● **Stored data**:
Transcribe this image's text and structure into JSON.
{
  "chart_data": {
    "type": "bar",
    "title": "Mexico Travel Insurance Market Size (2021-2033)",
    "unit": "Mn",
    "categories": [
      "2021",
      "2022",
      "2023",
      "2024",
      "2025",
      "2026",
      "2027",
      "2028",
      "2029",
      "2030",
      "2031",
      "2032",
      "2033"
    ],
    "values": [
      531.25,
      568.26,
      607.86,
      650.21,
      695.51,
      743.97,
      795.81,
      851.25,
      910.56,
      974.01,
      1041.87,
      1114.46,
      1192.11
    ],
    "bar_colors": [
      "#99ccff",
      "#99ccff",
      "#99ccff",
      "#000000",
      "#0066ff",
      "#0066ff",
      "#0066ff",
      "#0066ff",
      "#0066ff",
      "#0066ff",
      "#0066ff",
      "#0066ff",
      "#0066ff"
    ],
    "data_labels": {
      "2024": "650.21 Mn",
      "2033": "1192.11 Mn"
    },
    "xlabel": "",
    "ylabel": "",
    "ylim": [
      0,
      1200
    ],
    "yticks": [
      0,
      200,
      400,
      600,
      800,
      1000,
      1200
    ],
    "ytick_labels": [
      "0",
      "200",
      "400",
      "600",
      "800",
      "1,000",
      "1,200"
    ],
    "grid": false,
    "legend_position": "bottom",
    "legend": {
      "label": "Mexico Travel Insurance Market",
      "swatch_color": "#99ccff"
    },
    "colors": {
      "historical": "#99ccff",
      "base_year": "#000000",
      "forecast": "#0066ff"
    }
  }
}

● **Requirement**: Write the listing out again, exactly as shown above.

● **Task response**:
Transcribe this image's text and structure into JSON.
{
  "chart_data": {
    "type": "bar",
    "title": "Mexico Travel Insurance Market Size (2021-2033)",
    "unit": "Mn",
    "categories": [
      "2021",
      "2022",
      "2023",
      "2024",
      "2025",
      "2026",
      "2027",
      "2028",
      "2029",
      "2030",
      "2031",
      "2032",
      "2033"
    ],
    "values": [
      531.25,
      568.26,
      607.86,
      650.21,
      695.51,
      743.97,
      795.81,
      851.25,
      910.56,
      974.01,
      1041.87,
      1114.46,
      1192.11
    ],
    "bar_colors": [
      "#99ccff",
      "#99ccff",
      "#99ccff",
      "#000000",
      "#0066ff",
      "#0066ff",
      "#0066ff",
      "#0066ff",
      "#0066ff",
      "#0066ff",
      "#0066ff",
      "#0066ff",
      "#0066ff"
    ],
    "data_labels": {
      "2024": "650.21 Mn",
      "2033": "1192.11 Mn"
    },
    "xlabel": "",
    "ylabel": "",
    "ylim": [
      0,
      1200
    ],
    "yticks": [
      0,
      200,
      400,
      600,
      800,
      1000,
      1200
    ],
    "ytick_labels": [
      "0",
      "200",
      "400",
      "600",
      "800",
      "1,000",
      "1,200"
    ],
    "grid": false,
    "legend_position": "bottom",
    "legend": {
      "label": "Mexico Travel Insurance Market",
      "swatch_color": "#99ccff"
    },
    "colors": {
      "historical": "#99ccff",
      "base_year": "#000000",
      "forecast": "#0066ff"
    }
  }
}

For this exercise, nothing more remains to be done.